*SHORT EXERCISE:* Copy out every line in which the string "Figure" occurs.

*DATA SUPPLIED:*
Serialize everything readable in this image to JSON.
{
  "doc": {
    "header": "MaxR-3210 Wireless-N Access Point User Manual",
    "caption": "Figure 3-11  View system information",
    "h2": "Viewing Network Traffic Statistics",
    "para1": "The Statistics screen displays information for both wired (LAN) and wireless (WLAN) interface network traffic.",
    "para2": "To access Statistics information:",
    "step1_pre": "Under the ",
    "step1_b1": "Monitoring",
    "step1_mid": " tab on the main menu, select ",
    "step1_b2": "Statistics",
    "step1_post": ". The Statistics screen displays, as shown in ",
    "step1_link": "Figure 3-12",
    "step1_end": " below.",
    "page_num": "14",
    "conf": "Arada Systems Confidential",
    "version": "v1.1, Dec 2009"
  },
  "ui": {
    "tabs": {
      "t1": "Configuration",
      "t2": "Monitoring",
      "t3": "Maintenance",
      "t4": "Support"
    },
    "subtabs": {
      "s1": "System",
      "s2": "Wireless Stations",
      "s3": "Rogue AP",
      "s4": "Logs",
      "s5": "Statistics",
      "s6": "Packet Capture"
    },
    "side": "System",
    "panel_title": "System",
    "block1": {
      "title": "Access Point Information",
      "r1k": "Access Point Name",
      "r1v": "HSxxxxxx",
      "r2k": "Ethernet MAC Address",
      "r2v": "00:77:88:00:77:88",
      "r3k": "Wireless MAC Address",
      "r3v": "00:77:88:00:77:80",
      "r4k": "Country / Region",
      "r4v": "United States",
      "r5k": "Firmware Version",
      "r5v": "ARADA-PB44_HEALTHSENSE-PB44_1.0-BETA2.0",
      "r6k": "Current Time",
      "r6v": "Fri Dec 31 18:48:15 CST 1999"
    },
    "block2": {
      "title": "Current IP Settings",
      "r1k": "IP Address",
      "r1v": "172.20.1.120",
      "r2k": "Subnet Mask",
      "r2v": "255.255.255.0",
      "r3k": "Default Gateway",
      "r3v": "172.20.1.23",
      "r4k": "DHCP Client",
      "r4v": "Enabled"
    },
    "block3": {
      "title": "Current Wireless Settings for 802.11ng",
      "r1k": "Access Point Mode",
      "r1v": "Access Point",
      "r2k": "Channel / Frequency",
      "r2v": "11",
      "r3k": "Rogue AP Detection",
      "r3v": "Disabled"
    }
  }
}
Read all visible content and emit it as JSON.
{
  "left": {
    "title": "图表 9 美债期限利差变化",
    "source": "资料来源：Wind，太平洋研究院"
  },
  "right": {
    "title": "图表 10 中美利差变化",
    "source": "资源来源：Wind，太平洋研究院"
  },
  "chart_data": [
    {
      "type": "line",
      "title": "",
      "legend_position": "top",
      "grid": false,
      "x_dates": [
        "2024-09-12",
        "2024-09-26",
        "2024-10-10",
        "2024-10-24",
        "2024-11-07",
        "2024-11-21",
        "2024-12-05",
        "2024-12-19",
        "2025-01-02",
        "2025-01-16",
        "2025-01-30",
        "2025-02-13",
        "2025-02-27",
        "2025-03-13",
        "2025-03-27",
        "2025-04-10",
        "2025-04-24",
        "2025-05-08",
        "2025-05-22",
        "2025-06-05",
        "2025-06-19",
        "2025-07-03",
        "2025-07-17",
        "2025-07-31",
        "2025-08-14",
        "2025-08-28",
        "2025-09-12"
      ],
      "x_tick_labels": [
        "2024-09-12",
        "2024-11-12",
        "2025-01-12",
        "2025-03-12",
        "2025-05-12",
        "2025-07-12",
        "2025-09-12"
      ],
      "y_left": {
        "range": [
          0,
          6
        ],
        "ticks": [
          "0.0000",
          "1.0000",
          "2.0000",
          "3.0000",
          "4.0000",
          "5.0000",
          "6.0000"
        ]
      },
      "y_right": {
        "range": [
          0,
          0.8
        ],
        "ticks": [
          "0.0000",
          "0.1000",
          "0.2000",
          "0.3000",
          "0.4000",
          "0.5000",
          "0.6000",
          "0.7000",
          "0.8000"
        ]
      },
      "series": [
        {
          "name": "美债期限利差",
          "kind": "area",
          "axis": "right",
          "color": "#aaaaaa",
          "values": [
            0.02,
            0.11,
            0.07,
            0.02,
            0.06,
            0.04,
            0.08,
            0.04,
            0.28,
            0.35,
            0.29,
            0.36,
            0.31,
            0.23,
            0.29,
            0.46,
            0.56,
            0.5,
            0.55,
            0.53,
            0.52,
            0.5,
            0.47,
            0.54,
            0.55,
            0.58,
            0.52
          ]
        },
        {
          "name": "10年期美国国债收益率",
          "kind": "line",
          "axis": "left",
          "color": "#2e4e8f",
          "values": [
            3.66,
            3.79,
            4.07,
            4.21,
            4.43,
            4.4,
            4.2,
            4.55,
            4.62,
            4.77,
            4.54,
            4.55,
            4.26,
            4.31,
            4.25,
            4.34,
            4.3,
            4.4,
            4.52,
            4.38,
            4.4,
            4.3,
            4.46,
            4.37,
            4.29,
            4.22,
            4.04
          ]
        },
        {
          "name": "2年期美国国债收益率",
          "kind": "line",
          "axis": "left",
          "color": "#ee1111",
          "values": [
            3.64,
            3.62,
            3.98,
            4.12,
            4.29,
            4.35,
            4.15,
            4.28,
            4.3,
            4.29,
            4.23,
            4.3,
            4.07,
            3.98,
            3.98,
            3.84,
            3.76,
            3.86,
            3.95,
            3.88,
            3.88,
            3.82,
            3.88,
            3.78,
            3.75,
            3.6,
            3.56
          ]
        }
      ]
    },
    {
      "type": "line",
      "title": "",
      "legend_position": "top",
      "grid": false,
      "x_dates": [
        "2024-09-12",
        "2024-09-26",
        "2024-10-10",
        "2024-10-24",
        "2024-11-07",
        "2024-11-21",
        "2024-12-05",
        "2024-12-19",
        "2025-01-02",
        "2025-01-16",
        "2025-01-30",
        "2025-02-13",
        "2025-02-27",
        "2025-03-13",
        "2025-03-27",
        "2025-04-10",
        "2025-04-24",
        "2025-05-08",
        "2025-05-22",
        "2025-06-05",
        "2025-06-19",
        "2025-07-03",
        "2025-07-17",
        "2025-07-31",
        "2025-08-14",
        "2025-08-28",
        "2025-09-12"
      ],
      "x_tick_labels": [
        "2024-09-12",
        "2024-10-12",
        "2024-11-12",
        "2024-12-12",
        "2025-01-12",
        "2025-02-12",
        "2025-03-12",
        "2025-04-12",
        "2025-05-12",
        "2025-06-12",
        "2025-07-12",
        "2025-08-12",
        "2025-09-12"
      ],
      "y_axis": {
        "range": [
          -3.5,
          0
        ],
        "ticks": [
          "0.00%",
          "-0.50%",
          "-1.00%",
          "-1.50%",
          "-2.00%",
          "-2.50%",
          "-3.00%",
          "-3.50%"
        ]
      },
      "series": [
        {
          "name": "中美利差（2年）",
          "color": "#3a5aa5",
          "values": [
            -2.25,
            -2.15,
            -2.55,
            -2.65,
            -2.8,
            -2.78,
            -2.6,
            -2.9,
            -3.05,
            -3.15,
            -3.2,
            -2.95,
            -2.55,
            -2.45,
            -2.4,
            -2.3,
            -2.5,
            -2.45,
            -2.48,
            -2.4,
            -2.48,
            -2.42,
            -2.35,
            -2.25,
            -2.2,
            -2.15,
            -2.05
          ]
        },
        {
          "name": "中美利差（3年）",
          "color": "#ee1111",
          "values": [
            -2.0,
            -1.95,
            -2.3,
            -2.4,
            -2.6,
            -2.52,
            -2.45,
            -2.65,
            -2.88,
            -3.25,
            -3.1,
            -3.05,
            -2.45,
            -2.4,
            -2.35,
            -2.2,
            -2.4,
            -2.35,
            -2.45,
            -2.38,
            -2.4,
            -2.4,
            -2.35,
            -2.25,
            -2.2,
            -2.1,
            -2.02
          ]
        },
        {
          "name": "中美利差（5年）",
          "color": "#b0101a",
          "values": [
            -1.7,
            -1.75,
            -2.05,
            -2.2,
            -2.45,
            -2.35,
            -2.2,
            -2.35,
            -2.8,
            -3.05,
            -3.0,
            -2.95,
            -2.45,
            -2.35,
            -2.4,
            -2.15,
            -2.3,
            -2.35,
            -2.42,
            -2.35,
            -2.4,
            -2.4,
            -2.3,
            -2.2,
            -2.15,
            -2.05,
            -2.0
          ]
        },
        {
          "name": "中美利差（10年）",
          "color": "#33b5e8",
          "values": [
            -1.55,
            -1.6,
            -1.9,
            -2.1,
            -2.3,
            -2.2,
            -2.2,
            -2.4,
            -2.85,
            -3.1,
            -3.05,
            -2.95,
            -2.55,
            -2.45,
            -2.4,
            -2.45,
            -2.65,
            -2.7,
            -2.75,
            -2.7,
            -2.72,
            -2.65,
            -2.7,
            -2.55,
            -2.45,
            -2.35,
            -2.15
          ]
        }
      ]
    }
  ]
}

*OUTPUT BELOW:*
    "caption": "Figure 3-11  View system information",
    "step1_link": "Figure 3-12",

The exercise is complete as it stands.